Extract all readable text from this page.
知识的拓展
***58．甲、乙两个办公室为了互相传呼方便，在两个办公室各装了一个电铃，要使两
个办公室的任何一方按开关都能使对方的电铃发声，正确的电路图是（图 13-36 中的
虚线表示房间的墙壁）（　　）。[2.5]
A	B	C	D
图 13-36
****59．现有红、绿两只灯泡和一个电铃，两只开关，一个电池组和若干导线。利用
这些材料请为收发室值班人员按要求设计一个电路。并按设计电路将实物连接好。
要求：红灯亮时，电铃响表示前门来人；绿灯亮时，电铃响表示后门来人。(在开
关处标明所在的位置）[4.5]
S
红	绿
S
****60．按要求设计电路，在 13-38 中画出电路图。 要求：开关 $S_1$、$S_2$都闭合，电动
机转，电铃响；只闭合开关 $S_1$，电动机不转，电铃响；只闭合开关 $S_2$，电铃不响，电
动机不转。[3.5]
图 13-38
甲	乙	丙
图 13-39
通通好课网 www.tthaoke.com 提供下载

----

## TASK DESCRIPTION
Write every line of the material above again, exactly.

## RIGHT ANSWER
Extract all readable text from this page.
知识的拓展
***58．甲、乙两个办公室为了互相传呼方便，在两个办公室各装了一个电铃，要使两
个办公室的任何一方按开关都能使对方的电铃发声，正确的电路图是（图 13-36 中的
虚线表示房间的墙壁）（　　）。[2.5]
A	B	C	D
图 13-36
****59．现有红、绿两只灯泡和一个电铃，两只开关，一个电池组和若干导线。利用
这些材料请为收发室值班人员按要求设计一个电路。并按设计电路将实物连接好。
要求：红灯亮时，电铃响表示前门来人；绿灯亮时，电铃响表示后门来人。(在开
关处标明所在的位置）[4.5]
S
红	绿
S
****60．按要求设计电路，在 13-38 中画出电路图。 要求：开关 $S_1$、$S_2$都闭合，电动
机转，电铃响；只闭合开关 $S_1$，电动机不转，电铃响；只闭合开关 $S_2$，电铃不响，电
动机不转。[3.5]
图 13-38
甲	乙	丙
图 13-39
通通好课网 www.tthaoke.com 提供下载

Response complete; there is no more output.